■ Required task ■
Gather, from the listing beneath this task, every line holding the string "samples".

(Extracted records)
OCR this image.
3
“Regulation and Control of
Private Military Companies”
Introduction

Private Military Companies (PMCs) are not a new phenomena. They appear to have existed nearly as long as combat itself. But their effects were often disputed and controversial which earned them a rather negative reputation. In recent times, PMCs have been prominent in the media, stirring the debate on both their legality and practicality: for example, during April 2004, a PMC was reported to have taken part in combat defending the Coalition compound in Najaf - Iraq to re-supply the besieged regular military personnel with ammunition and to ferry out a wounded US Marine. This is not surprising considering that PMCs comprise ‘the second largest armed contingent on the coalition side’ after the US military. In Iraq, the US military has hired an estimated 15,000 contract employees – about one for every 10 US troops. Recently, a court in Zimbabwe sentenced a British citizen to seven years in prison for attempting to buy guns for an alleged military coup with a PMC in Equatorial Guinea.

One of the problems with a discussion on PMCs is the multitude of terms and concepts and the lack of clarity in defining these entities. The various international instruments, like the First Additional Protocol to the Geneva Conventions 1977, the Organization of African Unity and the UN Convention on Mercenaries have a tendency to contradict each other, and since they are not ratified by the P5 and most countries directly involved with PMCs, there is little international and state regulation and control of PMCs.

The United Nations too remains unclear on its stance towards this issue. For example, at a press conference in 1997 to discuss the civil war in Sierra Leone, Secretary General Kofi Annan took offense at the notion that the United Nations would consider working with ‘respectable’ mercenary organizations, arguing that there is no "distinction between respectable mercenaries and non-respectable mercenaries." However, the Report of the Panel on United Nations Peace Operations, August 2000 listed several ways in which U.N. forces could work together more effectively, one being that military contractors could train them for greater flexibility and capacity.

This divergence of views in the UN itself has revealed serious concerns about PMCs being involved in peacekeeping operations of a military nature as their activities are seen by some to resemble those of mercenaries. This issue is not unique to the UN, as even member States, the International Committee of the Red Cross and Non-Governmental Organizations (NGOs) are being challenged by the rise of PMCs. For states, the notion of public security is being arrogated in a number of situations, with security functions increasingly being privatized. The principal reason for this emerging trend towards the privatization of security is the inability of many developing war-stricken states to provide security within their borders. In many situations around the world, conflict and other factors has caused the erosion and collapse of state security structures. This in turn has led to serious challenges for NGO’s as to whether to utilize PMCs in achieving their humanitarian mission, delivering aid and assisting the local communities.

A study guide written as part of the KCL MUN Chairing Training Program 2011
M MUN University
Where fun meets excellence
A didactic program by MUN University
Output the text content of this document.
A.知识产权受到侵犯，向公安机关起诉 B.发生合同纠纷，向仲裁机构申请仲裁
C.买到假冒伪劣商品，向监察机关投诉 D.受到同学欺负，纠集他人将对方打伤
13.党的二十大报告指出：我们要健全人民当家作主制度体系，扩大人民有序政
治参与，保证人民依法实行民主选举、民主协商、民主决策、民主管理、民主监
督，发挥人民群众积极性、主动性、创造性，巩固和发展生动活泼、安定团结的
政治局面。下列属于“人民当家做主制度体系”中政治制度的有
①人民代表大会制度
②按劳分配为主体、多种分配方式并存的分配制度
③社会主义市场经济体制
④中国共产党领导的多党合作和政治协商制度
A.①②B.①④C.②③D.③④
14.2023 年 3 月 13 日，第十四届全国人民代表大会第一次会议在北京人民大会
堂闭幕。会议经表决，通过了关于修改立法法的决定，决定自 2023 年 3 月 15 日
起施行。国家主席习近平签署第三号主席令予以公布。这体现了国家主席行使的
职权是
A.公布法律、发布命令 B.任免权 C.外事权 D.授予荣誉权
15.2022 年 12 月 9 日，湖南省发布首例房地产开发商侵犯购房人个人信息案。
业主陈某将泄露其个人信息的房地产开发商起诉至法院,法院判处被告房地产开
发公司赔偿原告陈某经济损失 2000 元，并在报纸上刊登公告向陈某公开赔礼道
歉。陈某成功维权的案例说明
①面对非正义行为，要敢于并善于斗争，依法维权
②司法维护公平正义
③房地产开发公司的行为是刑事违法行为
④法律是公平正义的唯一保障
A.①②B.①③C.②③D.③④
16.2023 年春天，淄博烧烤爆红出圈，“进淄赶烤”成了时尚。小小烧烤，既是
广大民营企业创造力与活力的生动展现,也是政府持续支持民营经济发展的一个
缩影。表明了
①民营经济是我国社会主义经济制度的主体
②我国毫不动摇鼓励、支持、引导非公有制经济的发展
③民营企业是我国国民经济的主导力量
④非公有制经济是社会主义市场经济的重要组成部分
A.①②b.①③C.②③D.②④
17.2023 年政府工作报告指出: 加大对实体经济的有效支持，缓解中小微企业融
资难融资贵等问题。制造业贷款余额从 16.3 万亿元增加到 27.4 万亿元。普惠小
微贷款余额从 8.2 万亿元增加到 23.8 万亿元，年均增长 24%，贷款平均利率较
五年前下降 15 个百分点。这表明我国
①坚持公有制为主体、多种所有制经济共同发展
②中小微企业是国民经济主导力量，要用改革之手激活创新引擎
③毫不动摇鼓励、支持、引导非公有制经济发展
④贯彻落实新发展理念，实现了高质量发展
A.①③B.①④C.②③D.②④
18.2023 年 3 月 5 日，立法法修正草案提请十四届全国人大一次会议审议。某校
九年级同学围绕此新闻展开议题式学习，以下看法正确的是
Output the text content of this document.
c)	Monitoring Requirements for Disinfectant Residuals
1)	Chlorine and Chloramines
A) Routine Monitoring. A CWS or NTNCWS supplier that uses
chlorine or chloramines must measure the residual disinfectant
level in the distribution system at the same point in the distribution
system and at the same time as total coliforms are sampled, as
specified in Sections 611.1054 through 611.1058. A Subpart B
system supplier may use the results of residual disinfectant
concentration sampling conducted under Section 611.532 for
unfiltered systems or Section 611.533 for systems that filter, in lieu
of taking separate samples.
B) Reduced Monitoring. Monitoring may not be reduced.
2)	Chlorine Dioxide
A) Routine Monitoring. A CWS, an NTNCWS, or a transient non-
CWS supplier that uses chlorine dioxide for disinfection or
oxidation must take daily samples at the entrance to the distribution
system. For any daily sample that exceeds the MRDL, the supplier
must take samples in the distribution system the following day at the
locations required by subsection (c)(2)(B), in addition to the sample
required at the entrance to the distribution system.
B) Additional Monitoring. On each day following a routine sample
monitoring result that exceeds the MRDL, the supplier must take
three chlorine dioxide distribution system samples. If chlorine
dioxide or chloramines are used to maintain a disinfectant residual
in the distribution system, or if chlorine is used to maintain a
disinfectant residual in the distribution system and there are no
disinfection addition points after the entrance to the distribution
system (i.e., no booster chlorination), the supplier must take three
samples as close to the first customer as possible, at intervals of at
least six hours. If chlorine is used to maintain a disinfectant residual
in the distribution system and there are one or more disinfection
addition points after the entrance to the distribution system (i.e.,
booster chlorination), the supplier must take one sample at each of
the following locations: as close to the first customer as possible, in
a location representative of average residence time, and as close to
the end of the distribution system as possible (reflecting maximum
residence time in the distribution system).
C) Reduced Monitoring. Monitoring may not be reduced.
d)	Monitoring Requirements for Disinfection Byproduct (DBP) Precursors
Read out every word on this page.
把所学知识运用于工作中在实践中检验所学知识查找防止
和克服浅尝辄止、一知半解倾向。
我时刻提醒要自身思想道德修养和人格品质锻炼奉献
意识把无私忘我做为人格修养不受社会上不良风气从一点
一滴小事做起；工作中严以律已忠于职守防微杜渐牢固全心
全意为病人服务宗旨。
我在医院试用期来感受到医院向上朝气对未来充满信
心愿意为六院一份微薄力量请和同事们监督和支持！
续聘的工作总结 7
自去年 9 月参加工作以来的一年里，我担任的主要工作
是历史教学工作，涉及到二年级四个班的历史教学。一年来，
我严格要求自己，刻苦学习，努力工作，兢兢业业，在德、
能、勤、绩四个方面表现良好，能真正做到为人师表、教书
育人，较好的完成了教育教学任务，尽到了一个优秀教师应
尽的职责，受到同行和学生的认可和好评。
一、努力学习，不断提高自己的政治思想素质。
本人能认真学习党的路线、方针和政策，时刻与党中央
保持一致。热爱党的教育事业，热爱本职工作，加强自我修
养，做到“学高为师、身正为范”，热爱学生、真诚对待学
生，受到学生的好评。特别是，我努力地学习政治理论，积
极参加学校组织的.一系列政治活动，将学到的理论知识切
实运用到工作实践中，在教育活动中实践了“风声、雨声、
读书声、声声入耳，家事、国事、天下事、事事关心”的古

■ Reply to the task ■
of taking separate samples.
oxidation must take daily samples at the entrance to the distribution
must take samples in the distribution system the following day at the
three chlorine dioxide distribution system samples. If chlorine
samples as close to the first customer as possible, at intervals of at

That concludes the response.